#### Aim:
Gather the lines from the material that contain "Churn".

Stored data
########################################

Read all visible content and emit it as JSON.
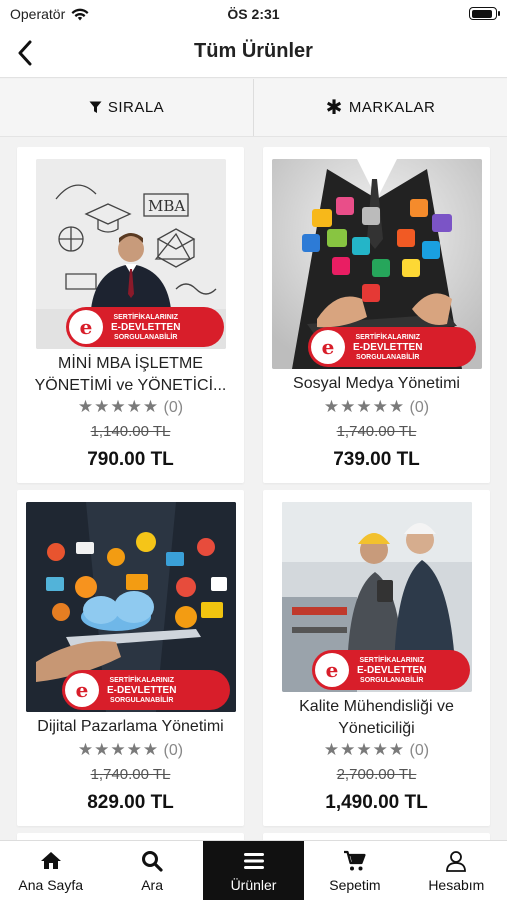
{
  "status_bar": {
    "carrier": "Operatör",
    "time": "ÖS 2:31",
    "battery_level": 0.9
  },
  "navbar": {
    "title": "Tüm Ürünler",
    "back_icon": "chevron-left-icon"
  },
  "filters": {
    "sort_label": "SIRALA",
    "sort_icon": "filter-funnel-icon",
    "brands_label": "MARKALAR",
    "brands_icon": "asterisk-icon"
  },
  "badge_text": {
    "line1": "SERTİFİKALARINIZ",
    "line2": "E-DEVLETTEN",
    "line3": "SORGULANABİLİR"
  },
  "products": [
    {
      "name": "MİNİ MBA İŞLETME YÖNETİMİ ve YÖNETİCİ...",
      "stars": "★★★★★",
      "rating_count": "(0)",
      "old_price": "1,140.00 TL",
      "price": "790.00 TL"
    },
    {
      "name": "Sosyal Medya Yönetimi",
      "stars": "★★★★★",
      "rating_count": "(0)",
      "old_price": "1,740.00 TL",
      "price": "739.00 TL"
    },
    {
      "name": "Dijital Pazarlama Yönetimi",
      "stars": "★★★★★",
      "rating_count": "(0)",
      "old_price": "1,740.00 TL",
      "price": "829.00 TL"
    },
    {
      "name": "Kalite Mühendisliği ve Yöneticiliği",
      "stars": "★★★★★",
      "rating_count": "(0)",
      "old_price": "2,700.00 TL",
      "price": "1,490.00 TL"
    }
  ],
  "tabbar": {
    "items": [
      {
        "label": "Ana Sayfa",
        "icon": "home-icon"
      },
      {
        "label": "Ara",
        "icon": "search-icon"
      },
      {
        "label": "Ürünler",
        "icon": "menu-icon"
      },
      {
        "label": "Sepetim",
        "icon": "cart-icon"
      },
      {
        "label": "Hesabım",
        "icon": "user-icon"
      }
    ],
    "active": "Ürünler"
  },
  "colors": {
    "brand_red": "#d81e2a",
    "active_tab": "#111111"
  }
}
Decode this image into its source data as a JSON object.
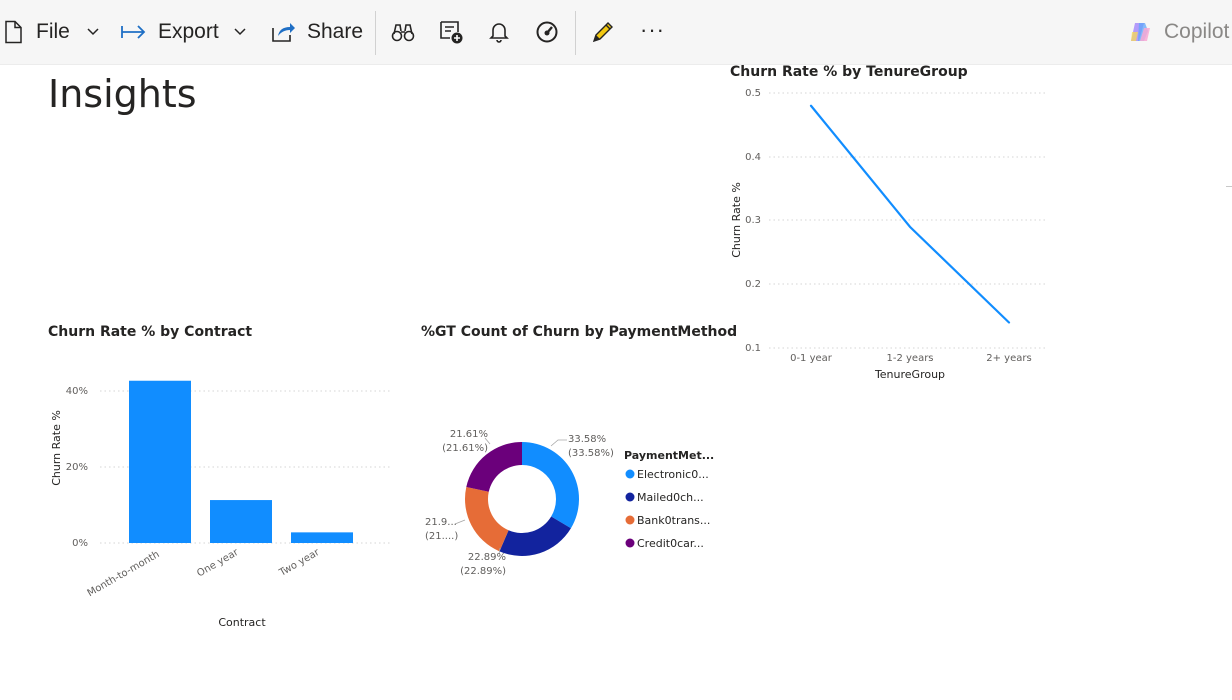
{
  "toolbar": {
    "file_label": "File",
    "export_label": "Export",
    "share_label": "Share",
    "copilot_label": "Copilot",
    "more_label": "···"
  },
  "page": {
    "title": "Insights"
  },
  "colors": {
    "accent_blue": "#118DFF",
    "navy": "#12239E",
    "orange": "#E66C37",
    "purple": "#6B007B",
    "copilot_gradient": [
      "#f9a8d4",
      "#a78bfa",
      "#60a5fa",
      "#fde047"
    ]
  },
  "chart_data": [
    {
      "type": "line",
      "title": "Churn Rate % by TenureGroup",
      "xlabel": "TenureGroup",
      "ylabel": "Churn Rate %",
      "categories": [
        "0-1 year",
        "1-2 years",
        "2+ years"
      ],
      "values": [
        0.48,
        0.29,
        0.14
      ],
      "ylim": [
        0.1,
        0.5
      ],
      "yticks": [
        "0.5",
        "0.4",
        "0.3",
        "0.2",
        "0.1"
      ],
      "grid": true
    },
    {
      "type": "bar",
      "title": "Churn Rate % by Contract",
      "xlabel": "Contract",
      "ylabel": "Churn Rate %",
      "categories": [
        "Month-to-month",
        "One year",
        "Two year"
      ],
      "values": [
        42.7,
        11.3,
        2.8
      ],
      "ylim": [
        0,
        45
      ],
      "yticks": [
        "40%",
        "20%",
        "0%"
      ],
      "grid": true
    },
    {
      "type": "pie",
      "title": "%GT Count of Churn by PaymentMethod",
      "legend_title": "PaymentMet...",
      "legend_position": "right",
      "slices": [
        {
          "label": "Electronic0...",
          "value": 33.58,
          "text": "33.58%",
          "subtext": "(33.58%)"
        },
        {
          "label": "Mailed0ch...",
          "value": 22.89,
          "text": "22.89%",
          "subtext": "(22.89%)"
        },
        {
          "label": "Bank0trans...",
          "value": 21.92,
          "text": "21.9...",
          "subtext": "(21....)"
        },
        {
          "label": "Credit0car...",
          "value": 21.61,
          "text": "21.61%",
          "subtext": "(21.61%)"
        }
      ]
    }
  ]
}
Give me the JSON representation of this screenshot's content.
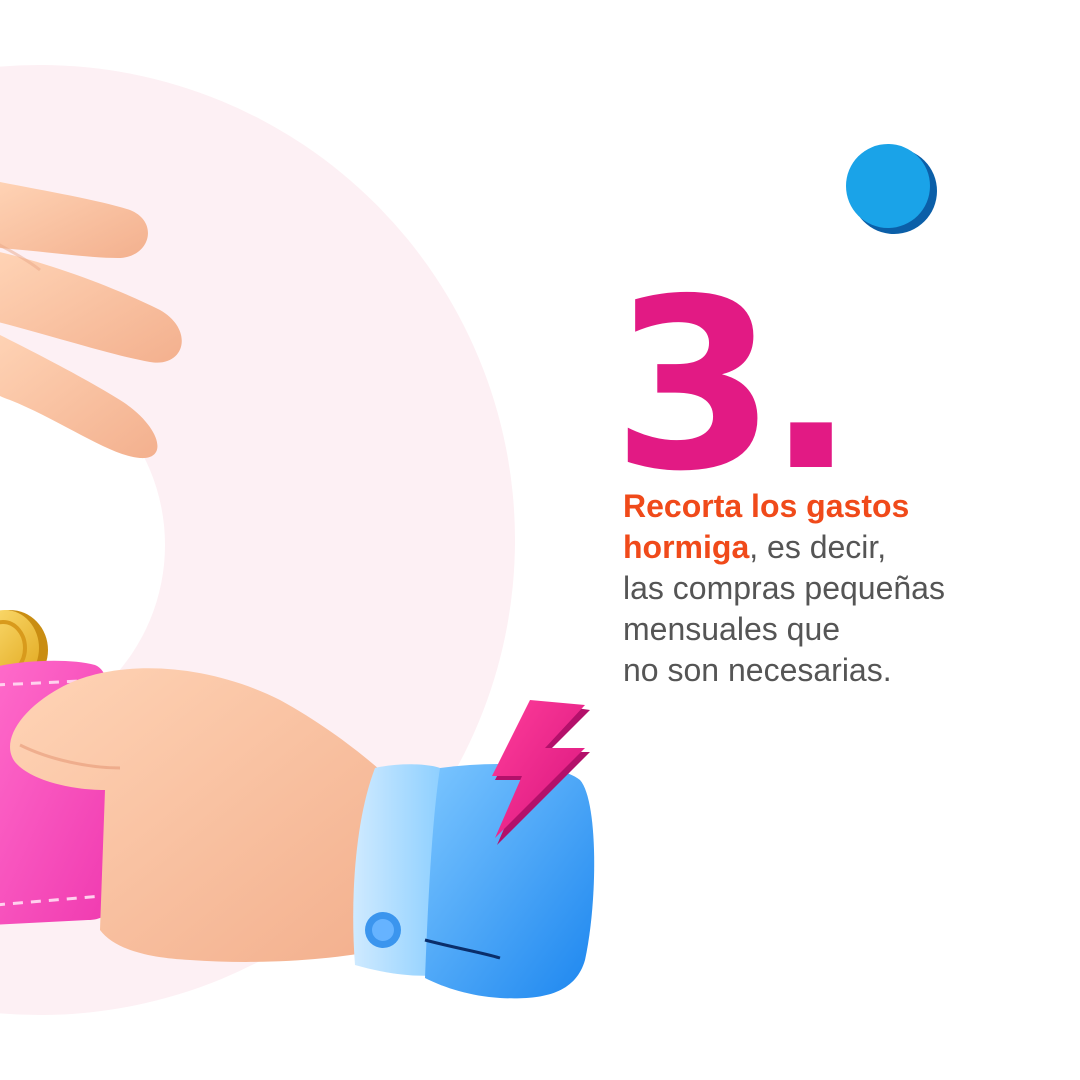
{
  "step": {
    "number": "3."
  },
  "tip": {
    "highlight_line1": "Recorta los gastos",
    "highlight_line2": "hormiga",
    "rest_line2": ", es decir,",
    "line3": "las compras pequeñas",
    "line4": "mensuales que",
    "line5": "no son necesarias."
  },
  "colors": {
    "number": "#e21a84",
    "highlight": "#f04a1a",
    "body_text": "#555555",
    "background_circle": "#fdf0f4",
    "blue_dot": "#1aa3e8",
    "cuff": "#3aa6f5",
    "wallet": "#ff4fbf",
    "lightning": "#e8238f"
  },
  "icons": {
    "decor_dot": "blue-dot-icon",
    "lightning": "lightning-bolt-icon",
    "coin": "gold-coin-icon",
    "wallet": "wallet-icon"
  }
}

########################################

#### Exercise result:
      "title": "Churn Rate % by TenureGroup",
      "ylabel": "Churn Rate %",
      "title": "Churn Rate % by Contract",
      "ylabel": "Churn Rate %",
      "title": "%GT Count of Churn by PaymentMethod",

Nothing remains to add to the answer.